TASK BRIEF: Pick out every line holding the string "охраняемых" and copy it.

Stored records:
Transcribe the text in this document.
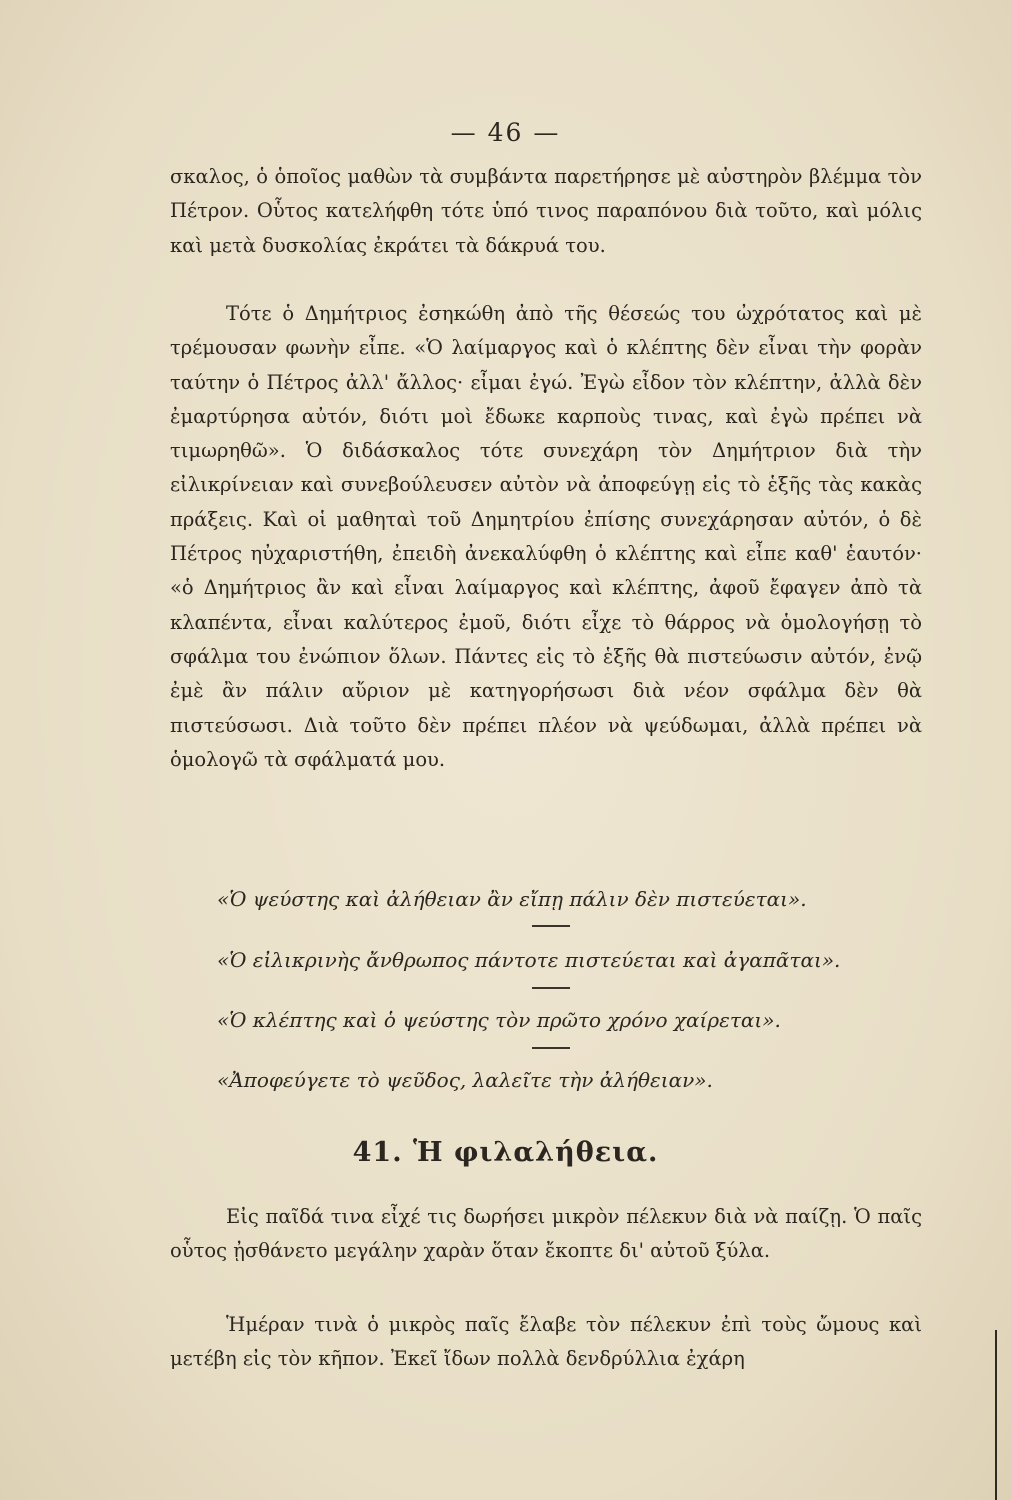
— 46 —

σκαλος, ὁ ὁποῖος μαθὼν τὰ συμβάντα παρετήρησε μὲ αὐστηρὸν βλέμμα τὸν Πέτρον. Οὗτος κατελήφθη τότε ὑπό τινος παραπόνου διὰ τοῦτο, καὶ μόλις καὶ μετὰ δυσκολίας ἐκράτει τὰ δάκρυά του.

Τότε ὁ Δημήτριος ἐσηκώθη ἀπὸ τῆς θέσεώς του ὠχρότατος καὶ μὲ τρέμουσαν φωνὴν εἶπε. «Ὁ λαίμαργος καὶ ὁ κλέπτης δὲν εἶναι τὴν φορὰν ταύτην ὁ Πέτρος ἀλλ' ἄλλος· εἶμαι ἐγώ. Ἐγὼ εἶδον τὸν κλέπτην, ἀλλὰ δὲν ἐμαρτύρησα αὐτόν, διότι μοὶ ἔδωκε καρποὺς τινας, καὶ ἐγὼ πρέπει νὰ τιμωρηθῶ». Ὁ διδάσκαλος τότε συνεχάρη τὸν Δημήτριον διὰ τὴν εἰλικρίνειαν καὶ συνεβούλευσεν αὐτὸν νὰ ἀποφεύγῃ εἰς τὸ ἑξῆς τὰς κακὰς πράξεις. Καὶ οἱ μαθηταὶ τοῦ Δημητρίου ἐπίσης συνεχάρησαν αὐτόν, ὁ δὲ Πέτρος ηὐχαριστήθη, ἐπειδὴ ἀνεκαλύφθη ὁ κλέπτης καὶ εἶπε καθ' ἑαυτόν· «ὁ Δημήτριος ἂν καὶ εἶναι λαίμαργος καὶ κλέπτης, ἀφοῦ ἔφαγεν ἀπὸ τὰ κλαπέντα, εἶναι καλύτερος ἐμοῦ, διότι εἶχε τὸ θάρρος νὰ ὁμολογήσῃ τὸ σφάλμα του ἐνώπιον ὅλων. Πάντες εἰς τὸ ἑξῆς θὰ πιστεύωσιν αὐτόν, ἐνῷ ἐμὲ ἂν πάλιν αὔριον μὲ κατηγορήσωσι διὰ νέον σφάλμα δὲν θὰ πιστεύσωσι. Διὰ τοῦτο δὲν πρέπει πλέον νὰ ψεύδωμαι, ἀλλὰ πρέπει νὰ ὁμολογῶ τὰ σφάλματά μου.

«Ὁ ψεύστης καὶ ἀλήθειαν ἂν εἴπῃ πάλιν δὲν πιστεύεται».
«Ὁ εἰλικρινὴς ἄνθρωπος πάντοτε πιστεύεται καὶ ἀγαπᾶται».
«Ὁ κλέπτης καὶ ὁ ψεύστης τὸν πρῶτο χρόνο χαίρεται».
«Ἀποφεύγετε τὸ ψεῦδος, λαλεῖτε τὴν ἀλήθειαν».
41. Ἡ φιλαλήθεια.

Εἰς παῖδά τινα εἶχέ τις δωρήσει μικρὸν πέλεκυν διὰ νὰ παίζῃ. Ὁ παῖς οὗτος ᾐσθάνετο μεγάλην χαρὰν ὅταν ἔκοπτε δι' αὐτοῦ ξύλα.

Ἡμέραν τινὰ ὁ μικρὸς παῖς ἔλαβε τὸν πέλεκυν ἐπὶ τοὺς ὤμους καὶ μετέβη εἰς τὸν κῆπον. Ἐκεῖ ἴδων πολλὰ δενδρύλλια ἐχάρη
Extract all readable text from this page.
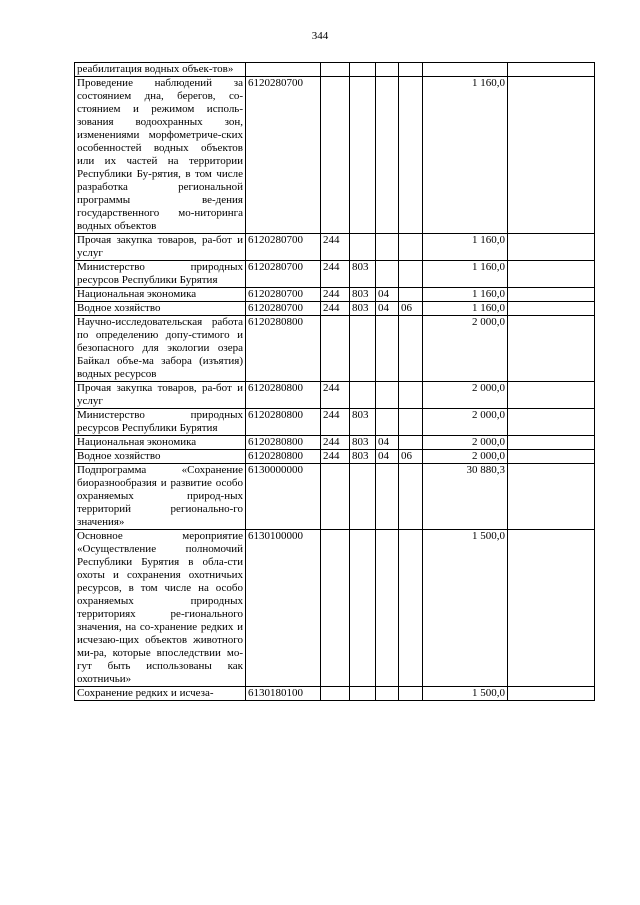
344
реабилитация водных объек-тов»							
Проведение наблюдений за состоянием дна, берегов, со-стоянием и режимом исполь-зования водоохранных зон, изменениями морфометриче-ских особенностей водных объектов или их частей на территории Республики Бу-рятия, в том числе разработка региональной программы ве-дения государственного мо-ниторинга водных объектов	6120280700					1 160,0	
Прочая закупка товаров, ра-бот и услуг	6120280700	244				1 160,0	
Министерство природных ресурсов Республики Бурятия	6120280700	244	803			1 160,0	
Национальная экономика	6120280700	244	803	04		1 160,0	
Водное хозяйство	6120280700	244	803	04	06	1 160,0	
Научно-исследовательская работа по определению допу-стимого и безопасного для экологии озера Байкал объе-ма забора (изъятия) водных ресурсов	6120280800					2 000,0	
Прочая закупка товаров, ра-бот и услуг	6120280800	244				2 000,0	
Министерство природных ресурсов Республики Бурятия	6120280800	244	803			2 000,0	
Национальная экономика	6120280800	244	803	04		2 000,0	
Водное хозяйство	6120280800	244	803	04	06	2 000,0	
Подпрограмма «Сохранение биоразнообразия и развитие особо охраняемых природ-ных территорий регионально-го значения»	6130000000					30 880,3	
Основное мероприятие «Осуществление полномочий Республики Бурятия в обла-сти охоты и сохранения охотничьих ресурсов, в том числе на особо охраняемых природных территориях ре-гионального значения, на со-хранение редких и исчезаю-щих объектов животного ми-ра, которые впоследствии мо-гут быть использованы как охотничьи»	6130100000					1 500,0	
Сохранение редких и исчеза-	6130180100					1 500,0	
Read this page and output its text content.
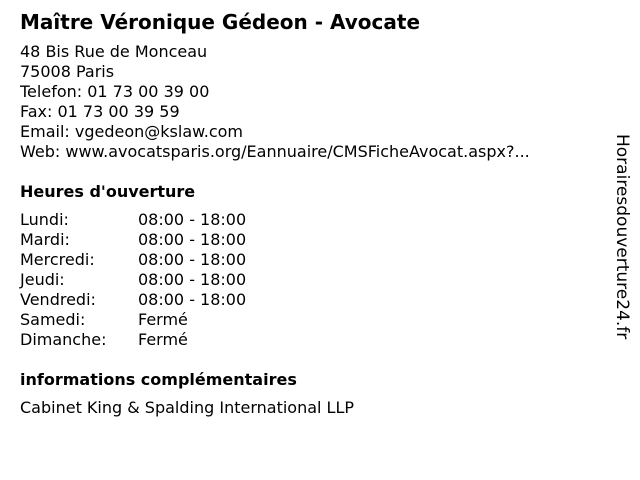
Maître Véronique Gédeon - Avocate
48 Bis Rue de Monceau
75008 Paris
Telefon: 01 73 00 39 00
Fax: 01 73 00 39 59
Email: vgedeon@kslaw.com
Web: www.avocatsparis.org/Eannuaire/CMSFicheAvocat.aspx?...
Heures d'ouverture
Lundi:	08:00 - 18:00
Mardi:	08:00 - 18:00
Mercredi:	08:00 - 18:00
Jeudi:	08:00 - 18:00
Vendredi:	08:00 - 18:00
Samedi:	Fermé
Dimanche:	Fermé
informations complémentaires
Cabinet King & Spalding International LLP
Horairesdouverture24.fr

RESULT:
Подпрограмма «Сохранение биоразнообразия и развитие особо охраняемых природ-ных территорий регионально-го значения»	6130000000					30 880,3	
Основное мероприятие «Осуществление полномочий Республики Бурятия в обла-сти охоты и сохранения охотничьих ресурсов, в том числе на особо охраняемых природных территориях ре-гионального значения, на со-хранение редких и исчезаю-щих объектов животного ми-ра, которые впоследствии мо-гут быть использованы как охотничьи»	6130100000					1 500,0	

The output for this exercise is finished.